▶ [Records to use]
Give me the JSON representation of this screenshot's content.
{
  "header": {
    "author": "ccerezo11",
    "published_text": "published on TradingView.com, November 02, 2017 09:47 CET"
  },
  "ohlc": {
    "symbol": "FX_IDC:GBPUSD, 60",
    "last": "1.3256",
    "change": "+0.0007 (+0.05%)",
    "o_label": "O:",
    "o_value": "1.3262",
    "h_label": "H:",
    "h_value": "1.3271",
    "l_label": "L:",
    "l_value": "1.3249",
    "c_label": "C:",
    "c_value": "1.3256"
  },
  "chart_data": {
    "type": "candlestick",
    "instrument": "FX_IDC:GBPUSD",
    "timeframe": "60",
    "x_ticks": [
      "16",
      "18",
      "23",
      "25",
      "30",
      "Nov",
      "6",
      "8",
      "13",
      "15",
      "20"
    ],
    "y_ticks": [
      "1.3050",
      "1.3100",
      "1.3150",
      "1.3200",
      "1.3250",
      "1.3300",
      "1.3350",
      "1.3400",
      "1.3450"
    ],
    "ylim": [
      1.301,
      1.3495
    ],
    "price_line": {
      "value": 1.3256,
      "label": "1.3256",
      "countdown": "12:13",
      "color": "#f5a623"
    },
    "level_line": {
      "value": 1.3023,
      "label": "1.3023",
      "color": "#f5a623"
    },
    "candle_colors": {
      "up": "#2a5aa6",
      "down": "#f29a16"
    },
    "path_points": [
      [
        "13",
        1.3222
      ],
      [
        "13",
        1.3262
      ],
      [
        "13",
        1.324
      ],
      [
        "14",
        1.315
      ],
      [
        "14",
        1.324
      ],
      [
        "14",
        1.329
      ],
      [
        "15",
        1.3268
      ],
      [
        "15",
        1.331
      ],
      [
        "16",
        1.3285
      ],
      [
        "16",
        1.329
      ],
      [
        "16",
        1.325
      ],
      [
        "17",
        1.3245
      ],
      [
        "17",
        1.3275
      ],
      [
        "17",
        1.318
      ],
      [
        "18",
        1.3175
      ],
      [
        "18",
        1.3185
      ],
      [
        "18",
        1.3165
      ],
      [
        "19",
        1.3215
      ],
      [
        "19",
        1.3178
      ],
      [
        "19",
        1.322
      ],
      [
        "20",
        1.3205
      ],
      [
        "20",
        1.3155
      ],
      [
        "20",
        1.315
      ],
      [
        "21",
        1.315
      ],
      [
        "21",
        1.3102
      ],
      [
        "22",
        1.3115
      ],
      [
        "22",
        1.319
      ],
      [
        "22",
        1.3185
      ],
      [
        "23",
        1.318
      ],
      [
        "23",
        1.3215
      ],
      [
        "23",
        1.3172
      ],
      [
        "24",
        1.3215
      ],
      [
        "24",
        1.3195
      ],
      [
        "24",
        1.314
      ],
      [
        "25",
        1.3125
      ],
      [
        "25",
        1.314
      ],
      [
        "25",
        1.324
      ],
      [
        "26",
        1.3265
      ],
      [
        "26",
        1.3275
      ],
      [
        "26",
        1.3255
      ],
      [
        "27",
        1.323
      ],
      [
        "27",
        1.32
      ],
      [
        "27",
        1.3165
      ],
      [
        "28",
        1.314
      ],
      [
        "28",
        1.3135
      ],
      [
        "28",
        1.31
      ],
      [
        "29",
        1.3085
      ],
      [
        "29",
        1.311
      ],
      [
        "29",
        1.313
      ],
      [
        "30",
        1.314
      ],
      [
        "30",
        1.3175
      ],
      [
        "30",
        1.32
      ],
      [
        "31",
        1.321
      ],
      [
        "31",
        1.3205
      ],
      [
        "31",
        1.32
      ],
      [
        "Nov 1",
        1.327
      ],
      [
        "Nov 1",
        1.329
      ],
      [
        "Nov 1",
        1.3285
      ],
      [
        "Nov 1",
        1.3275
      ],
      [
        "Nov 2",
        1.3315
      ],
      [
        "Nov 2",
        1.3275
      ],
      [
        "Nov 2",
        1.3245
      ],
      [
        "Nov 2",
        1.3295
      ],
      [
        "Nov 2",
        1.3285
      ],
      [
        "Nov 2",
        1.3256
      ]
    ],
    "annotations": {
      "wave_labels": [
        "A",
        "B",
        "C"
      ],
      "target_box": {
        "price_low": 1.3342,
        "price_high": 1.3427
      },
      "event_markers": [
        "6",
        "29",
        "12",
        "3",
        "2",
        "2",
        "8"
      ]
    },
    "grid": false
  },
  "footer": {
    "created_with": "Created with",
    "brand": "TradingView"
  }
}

▶ [Instructions to follow] Say how many lines of the data include the word "GBPUSD". Respond with the number alone.

▶ [Answer to the task] 2